- _Description of the task_
Gather each line containing the string "Nieuwe" from these entries.

- _Extracted entries_
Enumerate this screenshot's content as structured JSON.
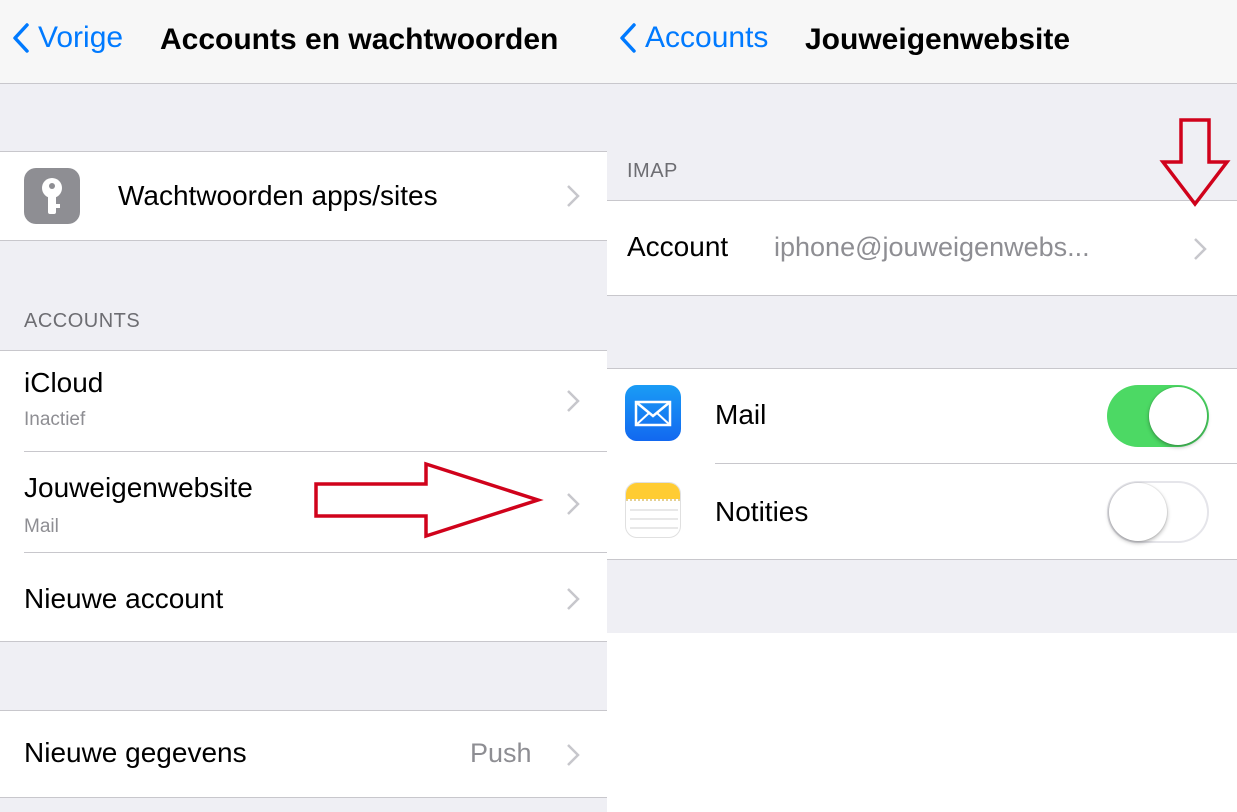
{
  "left": {
    "back_label": "Vorige",
    "title": "Accounts en wachtwoorden",
    "passwords_row": {
      "label": "Wachtwoorden apps/sites",
      "icon": "key-icon"
    },
    "accounts_header": "ACCOUNTS",
    "accounts": [
      {
        "title": "iCloud",
        "subtitle": "Inactief"
      },
      {
        "title": "Jouweigenwebsite",
        "subtitle": "Mail"
      },
      {
        "title": "Nieuwe account",
        "subtitle": ""
      }
    ],
    "fetch_row": {
      "label": "Nieuwe gegevens",
      "value": "Push"
    }
  },
  "right": {
    "back_label": "Accounts",
    "title": "Jouweigenwebsite",
    "imap_header": "IMAP",
    "account_row": {
      "label": "Account",
      "value": "iphone@jouweigenwebs..."
    },
    "toggles": [
      {
        "label": "Mail",
        "icon": "mail-app-icon",
        "on": true
      },
      {
        "label": "Notities",
        "icon": "notes-app-icon",
        "on": false
      }
    ]
  },
  "colors": {
    "ios_blue": "#007aff",
    "toggle_green": "#4cd964",
    "annotation_red": "#d0021b",
    "grouped_bg": "#efeff4"
  }
}
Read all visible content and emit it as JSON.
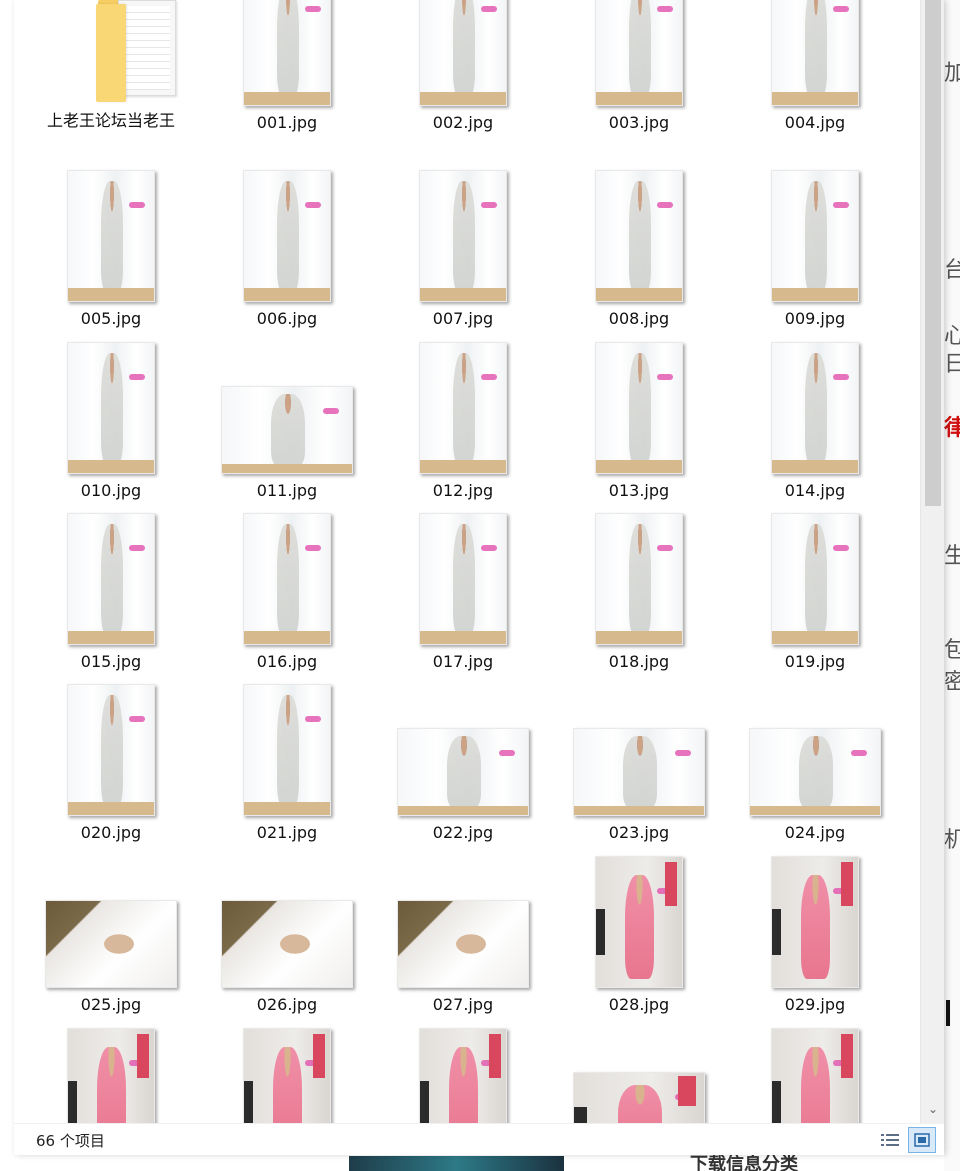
{
  "folder": {
    "name": "上老王论坛当老王"
  },
  "files": [
    {
      "name": "001.jpg",
      "kind": "bright",
      "orient": "portrait"
    },
    {
      "name": "002.jpg",
      "kind": "bright",
      "orient": "portrait"
    },
    {
      "name": "003.jpg",
      "kind": "bright",
      "orient": "portrait"
    },
    {
      "name": "004.jpg",
      "kind": "bright",
      "orient": "portrait"
    },
    {
      "name": "005.jpg",
      "kind": "bright",
      "orient": "portrait"
    },
    {
      "name": "006.jpg",
      "kind": "bright",
      "orient": "portrait"
    },
    {
      "name": "007.jpg",
      "kind": "bright",
      "orient": "portrait"
    },
    {
      "name": "008.jpg",
      "kind": "bright",
      "orient": "portrait"
    },
    {
      "name": "009.jpg",
      "kind": "bright",
      "orient": "portrait"
    },
    {
      "name": "010.jpg",
      "kind": "bright",
      "orient": "portrait"
    },
    {
      "name": "011.jpg",
      "kind": "bright",
      "orient": "landscape"
    },
    {
      "name": "012.jpg",
      "kind": "bright",
      "orient": "portrait"
    },
    {
      "name": "013.jpg",
      "kind": "bright",
      "orient": "portrait"
    },
    {
      "name": "014.jpg",
      "kind": "bright",
      "orient": "portrait"
    },
    {
      "name": "015.jpg",
      "kind": "bright",
      "orient": "portrait"
    },
    {
      "name": "016.jpg",
      "kind": "bright",
      "orient": "portrait"
    },
    {
      "name": "017.jpg",
      "kind": "bright",
      "orient": "portrait"
    },
    {
      "name": "018.jpg",
      "kind": "bright",
      "orient": "portrait"
    },
    {
      "name": "019.jpg",
      "kind": "bright",
      "orient": "portrait"
    },
    {
      "name": "020.jpg",
      "kind": "bright",
      "orient": "portrait"
    },
    {
      "name": "021.jpg",
      "kind": "bright",
      "orient": "portrait"
    },
    {
      "name": "022.jpg",
      "kind": "bright",
      "orient": "landscape"
    },
    {
      "name": "023.jpg",
      "kind": "bright",
      "orient": "landscape"
    },
    {
      "name": "024.jpg",
      "kind": "bright",
      "orient": "landscape"
    },
    {
      "name": "025.jpg",
      "kind": "bed",
      "orient": "landscape"
    },
    {
      "name": "026.jpg",
      "kind": "bed",
      "orient": "landscape"
    },
    {
      "name": "027.jpg",
      "kind": "bed",
      "orient": "landscape"
    },
    {
      "name": "028.jpg",
      "kind": "pink",
      "orient": "portrait"
    },
    {
      "name": "029.jpg",
      "kind": "pink",
      "orient": "portrait"
    },
    {
      "name": "",
      "kind": "pink",
      "orient": "portrait"
    },
    {
      "name": "",
      "kind": "pink",
      "orient": "portrait"
    },
    {
      "name": "",
      "kind": "pink",
      "orient": "portrait"
    },
    {
      "name": "",
      "kind": "pink",
      "orient": "landscape"
    },
    {
      "name": "",
      "kind": "pink",
      "orient": "portrait"
    }
  ],
  "status": {
    "item_count": "66 个项目"
  },
  "view": {
    "details_icon": "details-view-icon",
    "thumbs_icon": "large-icons-view-icon"
  },
  "background": {
    "frag1": "加",
    "frag2": "台",
    "frag3": "心",
    "frag4": "日",
    "frag5": "律",
    "frag6": "生",
    "frag7": "包",
    "frag8": "密",
    "frag9": "机",
    "bottom_text": "下载信息分类"
  },
  "colors": {
    "folder": "#f8d774",
    "selection": "#d8eafa",
    "accent": "#2a6aa8"
  }
}
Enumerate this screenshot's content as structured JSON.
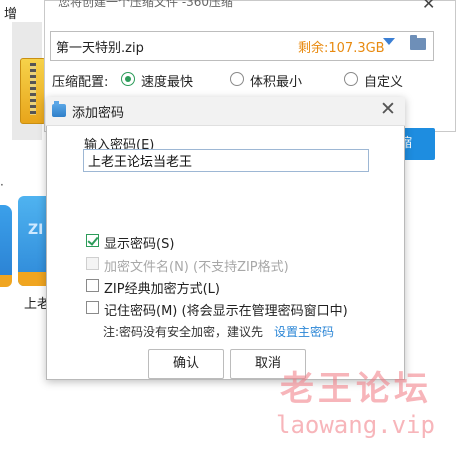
{
  "background": {
    "top_label": "增",
    "item_label": "上老",
    "thumb_text": "ZI",
    "side_glyph": "·"
  },
  "main_dialog": {
    "title": "您将创建一个压缩文件 -360压缩",
    "close_glyph": "✕",
    "file_name": "第一天特别.zip",
    "free_space": "剩余:107.3GB",
    "config_label": "压缩配置:",
    "options": [
      {
        "label": "速度最快",
        "selected": true
      },
      {
        "label": "体积最小",
        "selected": false
      },
      {
        "label": "自定义",
        "selected": false
      }
    ],
    "compress_button": "缩"
  },
  "password_dialog": {
    "title": "添加密码",
    "close_glyph": "✕",
    "prompt": "输入密码(E)",
    "password_value": "上老王论坛当老王",
    "checkboxes": [
      {
        "label": "显示密码(S)",
        "checked": true,
        "enabled": true
      },
      {
        "label": "加密文件名(N) (不支持ZIP格式)",
        "checked": false,
        "enabled": false
      },
      {
        "label": "ZIP经典加密方式(L)",
        "checked": false,
        "enabled": true
      },
      {
        "label": "记住密码(M) (将会显示在管理密码窗口中)",
        "checked": false,
        "enabled": true
      }
    ],
    "note_text": "注:密码没有安全加密，建议先",
    "note_link": "设置主密码",
    "ok_button": "确认",
    "cancel_button": "取消"
  },
  "watermark": {
    "cn": "老王论坛",
    "en": "laowang.vip"
  },
  "colors": {
    "accent_green": "#2d9c5a",
    "accent_blue": "#1e8de0",
    "free_space_orange": "#e88a10",
    "link_blue": "#2b86d6",
    "watermark_pink": "#f07882"
  }
}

- _Result of the exercise_
        "title": "Nieuwe account",
      "label": "Nieuwe gegevens",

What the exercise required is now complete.